■ Task requirements
Locate the lines that hold the string "JSON". Copy every such line.

■ Supplied records
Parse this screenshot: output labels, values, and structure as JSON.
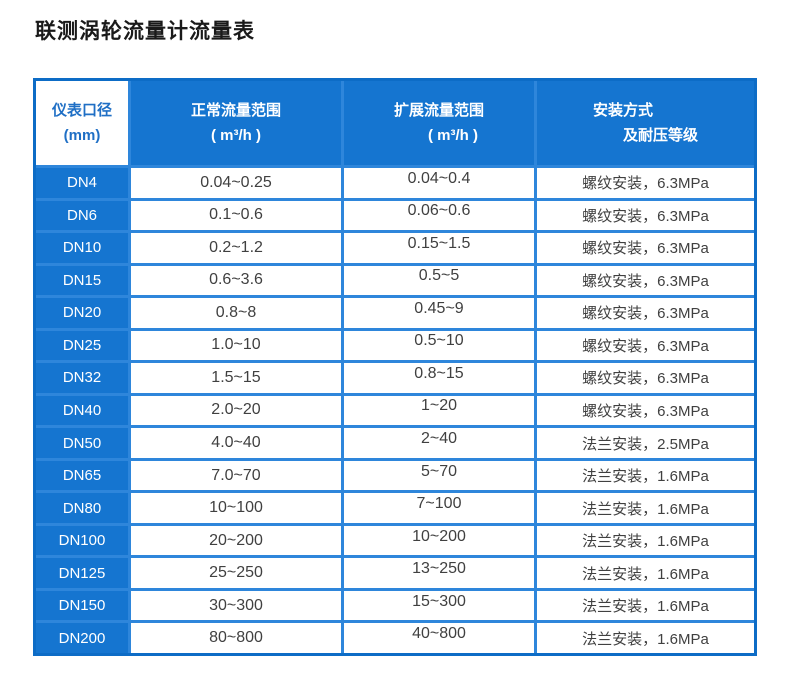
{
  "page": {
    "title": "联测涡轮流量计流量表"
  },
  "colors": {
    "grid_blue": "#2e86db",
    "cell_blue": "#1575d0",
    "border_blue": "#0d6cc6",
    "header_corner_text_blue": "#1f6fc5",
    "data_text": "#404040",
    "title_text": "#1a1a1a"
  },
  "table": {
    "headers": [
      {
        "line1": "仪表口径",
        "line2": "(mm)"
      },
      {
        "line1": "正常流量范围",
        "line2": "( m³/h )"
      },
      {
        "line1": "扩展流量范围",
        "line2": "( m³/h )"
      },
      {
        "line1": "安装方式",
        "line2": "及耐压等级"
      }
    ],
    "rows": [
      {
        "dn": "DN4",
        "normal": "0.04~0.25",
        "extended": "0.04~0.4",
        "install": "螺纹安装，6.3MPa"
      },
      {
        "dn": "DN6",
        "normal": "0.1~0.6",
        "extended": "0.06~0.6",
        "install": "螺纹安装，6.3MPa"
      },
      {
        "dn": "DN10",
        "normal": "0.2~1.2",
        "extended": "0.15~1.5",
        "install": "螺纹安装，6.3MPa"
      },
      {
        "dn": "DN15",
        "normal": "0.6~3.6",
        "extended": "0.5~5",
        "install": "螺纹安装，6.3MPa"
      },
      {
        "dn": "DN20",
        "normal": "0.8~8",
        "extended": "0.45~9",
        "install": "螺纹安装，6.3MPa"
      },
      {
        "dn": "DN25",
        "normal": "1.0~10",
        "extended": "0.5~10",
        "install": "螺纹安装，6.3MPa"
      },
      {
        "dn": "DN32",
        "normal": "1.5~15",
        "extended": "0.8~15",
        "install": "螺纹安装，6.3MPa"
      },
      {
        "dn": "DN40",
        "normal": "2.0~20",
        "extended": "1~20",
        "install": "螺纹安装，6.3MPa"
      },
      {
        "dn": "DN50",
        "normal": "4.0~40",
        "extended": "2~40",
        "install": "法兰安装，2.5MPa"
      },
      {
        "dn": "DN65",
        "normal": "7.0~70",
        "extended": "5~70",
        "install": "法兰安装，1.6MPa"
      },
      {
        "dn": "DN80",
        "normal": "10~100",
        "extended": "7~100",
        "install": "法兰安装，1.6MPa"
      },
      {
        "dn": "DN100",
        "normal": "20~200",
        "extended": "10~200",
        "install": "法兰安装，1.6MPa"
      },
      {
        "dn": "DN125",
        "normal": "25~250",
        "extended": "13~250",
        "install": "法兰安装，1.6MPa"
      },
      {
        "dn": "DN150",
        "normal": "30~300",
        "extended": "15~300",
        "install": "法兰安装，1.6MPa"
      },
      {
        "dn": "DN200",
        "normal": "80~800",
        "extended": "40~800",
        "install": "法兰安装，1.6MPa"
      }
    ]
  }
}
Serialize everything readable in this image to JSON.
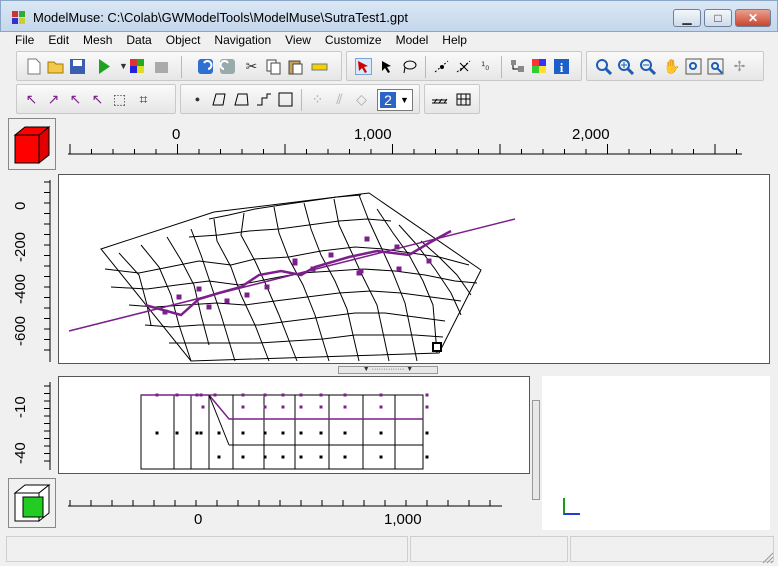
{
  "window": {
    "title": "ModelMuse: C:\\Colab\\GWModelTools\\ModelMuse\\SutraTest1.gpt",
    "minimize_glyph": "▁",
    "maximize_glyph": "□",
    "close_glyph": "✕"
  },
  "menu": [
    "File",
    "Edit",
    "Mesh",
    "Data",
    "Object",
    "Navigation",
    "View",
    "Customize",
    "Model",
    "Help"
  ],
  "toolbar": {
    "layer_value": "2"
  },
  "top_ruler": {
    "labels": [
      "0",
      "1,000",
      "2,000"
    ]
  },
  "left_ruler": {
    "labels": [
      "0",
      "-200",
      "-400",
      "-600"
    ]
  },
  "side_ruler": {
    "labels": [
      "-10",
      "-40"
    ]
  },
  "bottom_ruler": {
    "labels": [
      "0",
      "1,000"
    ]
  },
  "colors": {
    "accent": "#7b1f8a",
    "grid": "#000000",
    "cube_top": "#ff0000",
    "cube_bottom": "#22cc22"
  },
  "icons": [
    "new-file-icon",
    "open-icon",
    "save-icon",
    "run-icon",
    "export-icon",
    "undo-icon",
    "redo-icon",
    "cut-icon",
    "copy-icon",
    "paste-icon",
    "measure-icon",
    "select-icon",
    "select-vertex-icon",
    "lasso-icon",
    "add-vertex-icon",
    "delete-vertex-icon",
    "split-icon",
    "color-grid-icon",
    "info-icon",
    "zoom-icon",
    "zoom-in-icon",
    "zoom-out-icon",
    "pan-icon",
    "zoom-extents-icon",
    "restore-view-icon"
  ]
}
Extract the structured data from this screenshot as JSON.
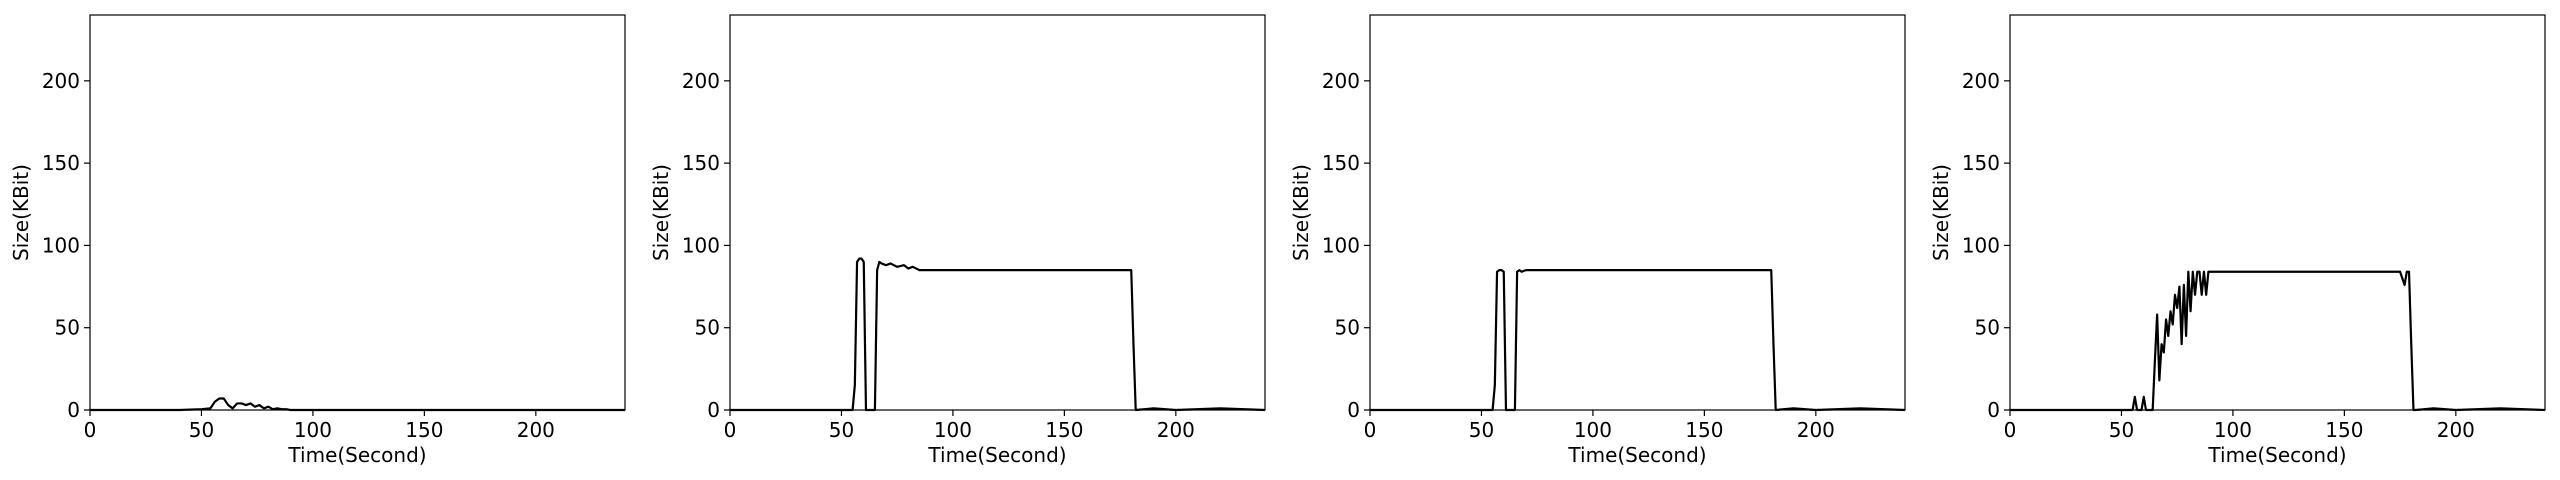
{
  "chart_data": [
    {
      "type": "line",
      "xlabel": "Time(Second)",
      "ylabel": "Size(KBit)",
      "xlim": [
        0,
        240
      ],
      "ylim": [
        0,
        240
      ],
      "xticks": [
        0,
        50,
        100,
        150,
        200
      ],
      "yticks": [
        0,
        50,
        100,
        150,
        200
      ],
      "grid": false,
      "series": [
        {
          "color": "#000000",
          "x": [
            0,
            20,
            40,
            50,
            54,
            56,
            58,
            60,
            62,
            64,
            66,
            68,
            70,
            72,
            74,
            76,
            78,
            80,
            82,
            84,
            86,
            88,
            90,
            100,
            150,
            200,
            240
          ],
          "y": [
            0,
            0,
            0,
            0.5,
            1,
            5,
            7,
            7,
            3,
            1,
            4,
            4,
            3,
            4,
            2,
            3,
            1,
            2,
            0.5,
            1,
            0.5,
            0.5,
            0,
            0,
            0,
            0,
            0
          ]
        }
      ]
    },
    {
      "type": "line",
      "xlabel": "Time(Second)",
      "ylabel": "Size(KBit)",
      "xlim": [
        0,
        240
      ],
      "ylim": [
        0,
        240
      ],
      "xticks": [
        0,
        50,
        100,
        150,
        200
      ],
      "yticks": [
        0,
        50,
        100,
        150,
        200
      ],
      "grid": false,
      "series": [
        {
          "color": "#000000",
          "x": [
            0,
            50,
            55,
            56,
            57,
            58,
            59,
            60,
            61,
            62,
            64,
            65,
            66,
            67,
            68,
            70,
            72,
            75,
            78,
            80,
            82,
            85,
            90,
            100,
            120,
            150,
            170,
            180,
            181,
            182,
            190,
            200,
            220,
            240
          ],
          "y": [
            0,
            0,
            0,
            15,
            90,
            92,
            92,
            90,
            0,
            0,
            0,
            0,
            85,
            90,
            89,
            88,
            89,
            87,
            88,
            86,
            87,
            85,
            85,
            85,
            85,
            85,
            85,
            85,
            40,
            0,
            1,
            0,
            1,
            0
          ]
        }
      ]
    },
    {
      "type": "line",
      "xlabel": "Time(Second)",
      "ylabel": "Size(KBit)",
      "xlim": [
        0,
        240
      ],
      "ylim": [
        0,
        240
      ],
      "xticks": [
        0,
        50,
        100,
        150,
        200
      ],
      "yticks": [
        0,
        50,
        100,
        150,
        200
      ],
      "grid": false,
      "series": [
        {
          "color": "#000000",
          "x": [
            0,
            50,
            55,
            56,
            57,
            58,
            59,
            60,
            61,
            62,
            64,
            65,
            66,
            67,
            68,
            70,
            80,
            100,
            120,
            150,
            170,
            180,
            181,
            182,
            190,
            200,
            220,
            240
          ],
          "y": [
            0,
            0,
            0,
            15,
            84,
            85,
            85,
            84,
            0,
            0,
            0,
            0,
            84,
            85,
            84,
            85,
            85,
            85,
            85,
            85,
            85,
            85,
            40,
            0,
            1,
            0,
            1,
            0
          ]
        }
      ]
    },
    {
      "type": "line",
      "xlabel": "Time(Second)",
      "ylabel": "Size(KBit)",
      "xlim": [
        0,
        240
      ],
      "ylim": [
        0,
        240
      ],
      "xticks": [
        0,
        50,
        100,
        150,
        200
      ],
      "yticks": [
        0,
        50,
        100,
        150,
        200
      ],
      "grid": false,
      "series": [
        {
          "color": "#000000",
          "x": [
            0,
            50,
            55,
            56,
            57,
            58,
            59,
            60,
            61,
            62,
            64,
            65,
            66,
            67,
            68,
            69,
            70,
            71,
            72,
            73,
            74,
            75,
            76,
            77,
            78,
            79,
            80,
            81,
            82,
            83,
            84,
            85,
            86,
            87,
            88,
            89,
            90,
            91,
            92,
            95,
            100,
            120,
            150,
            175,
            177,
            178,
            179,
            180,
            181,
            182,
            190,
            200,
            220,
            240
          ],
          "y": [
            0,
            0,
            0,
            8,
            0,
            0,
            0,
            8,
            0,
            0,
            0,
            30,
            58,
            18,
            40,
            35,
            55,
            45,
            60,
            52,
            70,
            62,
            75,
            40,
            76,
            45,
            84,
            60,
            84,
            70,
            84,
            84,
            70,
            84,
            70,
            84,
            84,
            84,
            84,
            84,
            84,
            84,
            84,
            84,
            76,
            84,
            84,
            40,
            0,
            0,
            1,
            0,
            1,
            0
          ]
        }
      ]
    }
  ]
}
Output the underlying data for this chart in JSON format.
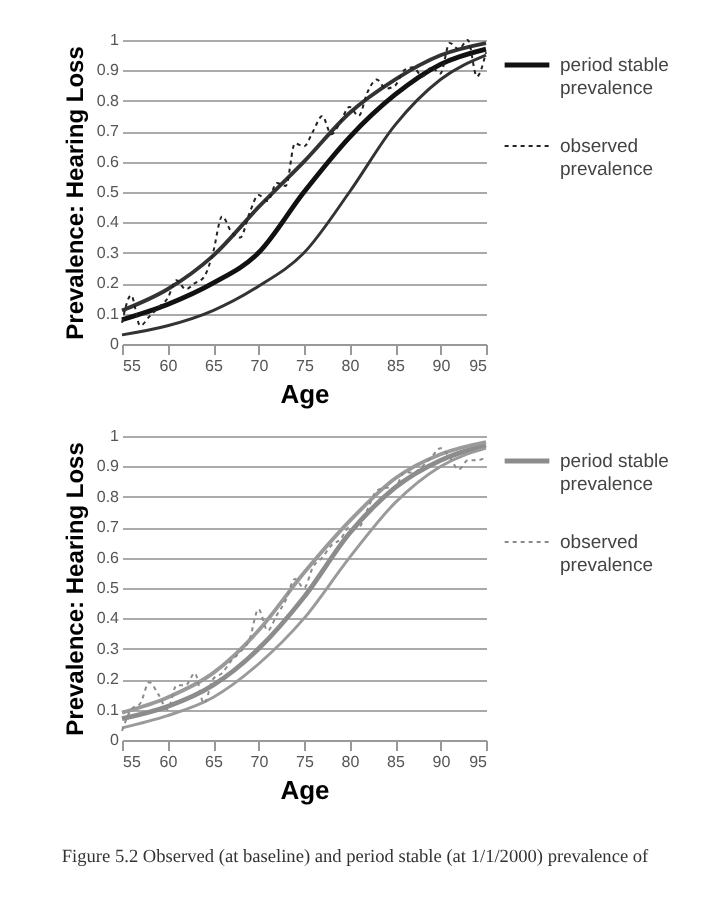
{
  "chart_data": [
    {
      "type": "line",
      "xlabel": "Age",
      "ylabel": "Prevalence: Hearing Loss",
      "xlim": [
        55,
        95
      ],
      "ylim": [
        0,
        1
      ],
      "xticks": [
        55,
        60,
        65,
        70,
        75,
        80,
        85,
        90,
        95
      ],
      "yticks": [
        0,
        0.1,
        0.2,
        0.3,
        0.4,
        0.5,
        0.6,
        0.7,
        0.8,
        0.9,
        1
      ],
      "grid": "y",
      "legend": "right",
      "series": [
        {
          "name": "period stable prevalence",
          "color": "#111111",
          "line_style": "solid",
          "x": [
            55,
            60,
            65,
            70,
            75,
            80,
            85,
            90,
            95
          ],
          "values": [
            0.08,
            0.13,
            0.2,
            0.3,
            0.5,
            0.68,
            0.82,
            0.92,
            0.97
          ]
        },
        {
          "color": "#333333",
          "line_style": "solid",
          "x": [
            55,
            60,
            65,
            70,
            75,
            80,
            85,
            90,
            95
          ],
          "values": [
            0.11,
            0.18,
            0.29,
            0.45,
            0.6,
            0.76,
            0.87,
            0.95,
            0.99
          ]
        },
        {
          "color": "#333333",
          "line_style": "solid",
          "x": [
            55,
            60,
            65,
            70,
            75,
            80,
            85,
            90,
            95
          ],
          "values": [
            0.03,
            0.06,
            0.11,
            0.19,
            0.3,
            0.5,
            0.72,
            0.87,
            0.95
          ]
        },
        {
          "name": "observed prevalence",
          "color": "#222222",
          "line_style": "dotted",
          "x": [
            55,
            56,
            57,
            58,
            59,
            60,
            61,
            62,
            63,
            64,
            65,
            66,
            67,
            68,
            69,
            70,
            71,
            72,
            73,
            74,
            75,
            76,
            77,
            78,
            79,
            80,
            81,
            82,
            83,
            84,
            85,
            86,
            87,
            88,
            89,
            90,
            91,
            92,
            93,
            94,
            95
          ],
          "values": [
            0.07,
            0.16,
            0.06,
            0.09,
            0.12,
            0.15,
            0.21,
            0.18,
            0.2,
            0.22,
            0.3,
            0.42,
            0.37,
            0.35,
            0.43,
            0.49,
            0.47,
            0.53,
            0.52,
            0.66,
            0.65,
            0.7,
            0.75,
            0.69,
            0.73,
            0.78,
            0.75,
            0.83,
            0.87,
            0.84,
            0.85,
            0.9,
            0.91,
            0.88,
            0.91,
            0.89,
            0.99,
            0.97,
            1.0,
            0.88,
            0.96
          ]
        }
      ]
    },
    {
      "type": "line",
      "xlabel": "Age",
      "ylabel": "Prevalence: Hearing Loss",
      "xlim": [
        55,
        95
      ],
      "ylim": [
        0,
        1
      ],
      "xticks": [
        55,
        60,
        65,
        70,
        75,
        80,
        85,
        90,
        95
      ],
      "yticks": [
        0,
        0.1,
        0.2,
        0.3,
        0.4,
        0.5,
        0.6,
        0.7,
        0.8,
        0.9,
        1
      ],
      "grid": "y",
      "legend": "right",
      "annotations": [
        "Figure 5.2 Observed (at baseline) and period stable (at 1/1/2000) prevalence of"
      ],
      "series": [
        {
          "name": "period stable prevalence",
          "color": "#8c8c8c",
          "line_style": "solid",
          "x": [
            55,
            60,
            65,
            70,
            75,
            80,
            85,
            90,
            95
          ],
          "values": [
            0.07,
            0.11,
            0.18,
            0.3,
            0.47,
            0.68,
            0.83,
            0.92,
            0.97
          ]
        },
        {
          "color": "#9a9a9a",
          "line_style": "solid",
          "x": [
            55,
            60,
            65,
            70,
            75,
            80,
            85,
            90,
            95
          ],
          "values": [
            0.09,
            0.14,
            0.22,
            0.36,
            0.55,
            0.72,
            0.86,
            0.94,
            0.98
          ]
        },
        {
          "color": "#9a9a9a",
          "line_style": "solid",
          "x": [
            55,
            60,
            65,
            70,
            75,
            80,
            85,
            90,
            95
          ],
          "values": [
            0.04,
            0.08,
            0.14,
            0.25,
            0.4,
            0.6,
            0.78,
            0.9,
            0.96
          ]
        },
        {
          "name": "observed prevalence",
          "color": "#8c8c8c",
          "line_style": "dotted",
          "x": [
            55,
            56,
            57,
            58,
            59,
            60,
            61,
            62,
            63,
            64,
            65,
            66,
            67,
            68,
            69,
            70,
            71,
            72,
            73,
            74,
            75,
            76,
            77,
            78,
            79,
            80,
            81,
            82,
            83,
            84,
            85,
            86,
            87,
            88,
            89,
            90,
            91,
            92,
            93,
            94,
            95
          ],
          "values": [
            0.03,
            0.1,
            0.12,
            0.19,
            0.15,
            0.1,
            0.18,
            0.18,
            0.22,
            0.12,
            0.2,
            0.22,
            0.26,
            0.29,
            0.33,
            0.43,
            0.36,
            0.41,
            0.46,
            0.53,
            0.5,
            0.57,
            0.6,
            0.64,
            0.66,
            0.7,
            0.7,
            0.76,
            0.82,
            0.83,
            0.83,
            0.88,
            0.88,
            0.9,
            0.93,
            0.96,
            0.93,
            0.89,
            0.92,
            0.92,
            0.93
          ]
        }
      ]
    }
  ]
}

■ Task response
Parse this screenshot: output labels, values, and structure as JSON.
Serialize everything readable in this image to JSON.
Extract the structured data from this screenshot as JSON.
Output the underlying data for this chart in JSON format.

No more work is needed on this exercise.